--- GOAL ---
Below are records. Copy every line with "JSON" in it.

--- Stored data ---
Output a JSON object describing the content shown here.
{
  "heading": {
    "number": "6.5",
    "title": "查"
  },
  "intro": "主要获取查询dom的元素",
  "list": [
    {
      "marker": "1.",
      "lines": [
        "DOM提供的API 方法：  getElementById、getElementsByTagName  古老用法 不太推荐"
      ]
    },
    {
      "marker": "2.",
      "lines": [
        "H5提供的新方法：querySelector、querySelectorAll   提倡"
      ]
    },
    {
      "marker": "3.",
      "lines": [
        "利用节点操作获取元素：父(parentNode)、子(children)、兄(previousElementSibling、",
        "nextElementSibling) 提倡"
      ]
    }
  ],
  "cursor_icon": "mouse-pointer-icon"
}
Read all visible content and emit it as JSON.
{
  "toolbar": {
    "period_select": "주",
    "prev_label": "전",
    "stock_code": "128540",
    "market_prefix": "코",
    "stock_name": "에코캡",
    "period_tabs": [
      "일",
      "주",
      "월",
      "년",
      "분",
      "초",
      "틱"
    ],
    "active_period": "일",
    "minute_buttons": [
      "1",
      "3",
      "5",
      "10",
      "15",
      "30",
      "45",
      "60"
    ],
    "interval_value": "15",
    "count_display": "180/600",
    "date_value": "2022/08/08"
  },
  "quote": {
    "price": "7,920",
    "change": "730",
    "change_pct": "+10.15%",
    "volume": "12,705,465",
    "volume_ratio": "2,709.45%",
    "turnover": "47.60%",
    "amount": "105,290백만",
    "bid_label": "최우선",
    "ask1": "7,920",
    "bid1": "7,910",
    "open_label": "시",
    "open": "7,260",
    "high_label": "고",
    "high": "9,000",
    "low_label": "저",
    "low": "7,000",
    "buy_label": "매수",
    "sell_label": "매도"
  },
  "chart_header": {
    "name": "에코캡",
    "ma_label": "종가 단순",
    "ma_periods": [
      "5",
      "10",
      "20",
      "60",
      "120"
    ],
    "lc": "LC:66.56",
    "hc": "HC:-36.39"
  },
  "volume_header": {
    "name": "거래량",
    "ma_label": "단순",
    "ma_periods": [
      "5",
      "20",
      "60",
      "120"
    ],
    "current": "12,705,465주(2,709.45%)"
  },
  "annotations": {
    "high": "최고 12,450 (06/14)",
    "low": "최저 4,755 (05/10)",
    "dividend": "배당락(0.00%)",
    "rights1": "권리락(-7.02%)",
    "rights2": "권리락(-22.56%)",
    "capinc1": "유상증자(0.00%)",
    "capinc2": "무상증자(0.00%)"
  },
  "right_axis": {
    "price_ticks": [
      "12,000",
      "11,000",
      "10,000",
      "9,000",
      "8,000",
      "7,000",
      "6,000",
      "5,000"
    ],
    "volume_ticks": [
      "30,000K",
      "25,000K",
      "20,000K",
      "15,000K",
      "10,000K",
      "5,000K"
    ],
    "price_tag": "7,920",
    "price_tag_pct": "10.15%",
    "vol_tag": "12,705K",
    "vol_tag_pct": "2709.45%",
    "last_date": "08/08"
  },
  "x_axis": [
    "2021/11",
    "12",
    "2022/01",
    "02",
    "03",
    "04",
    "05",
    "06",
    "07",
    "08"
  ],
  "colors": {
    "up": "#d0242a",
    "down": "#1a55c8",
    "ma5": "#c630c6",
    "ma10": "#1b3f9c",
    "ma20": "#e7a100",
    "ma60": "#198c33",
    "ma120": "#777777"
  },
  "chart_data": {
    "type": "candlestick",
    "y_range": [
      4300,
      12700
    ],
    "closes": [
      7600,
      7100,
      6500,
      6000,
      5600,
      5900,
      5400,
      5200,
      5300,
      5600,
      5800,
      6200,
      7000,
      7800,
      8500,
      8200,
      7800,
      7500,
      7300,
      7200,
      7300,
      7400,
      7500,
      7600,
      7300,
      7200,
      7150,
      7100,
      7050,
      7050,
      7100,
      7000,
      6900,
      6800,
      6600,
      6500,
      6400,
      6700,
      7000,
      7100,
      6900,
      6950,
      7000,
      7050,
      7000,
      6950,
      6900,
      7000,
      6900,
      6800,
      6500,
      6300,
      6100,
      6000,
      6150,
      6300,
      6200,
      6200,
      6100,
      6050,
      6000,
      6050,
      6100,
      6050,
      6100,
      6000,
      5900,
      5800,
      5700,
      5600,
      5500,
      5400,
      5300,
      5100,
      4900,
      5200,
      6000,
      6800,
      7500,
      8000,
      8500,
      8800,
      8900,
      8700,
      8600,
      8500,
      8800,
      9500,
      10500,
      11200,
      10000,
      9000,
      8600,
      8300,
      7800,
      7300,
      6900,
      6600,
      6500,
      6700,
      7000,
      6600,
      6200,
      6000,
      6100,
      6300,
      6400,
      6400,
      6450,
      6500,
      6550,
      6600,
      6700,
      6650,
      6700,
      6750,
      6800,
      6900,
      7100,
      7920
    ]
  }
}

--- COMPLETED EXERCISE ---
Output a JSON object describing the content shown here.
Read all visible content and emit it as JSON.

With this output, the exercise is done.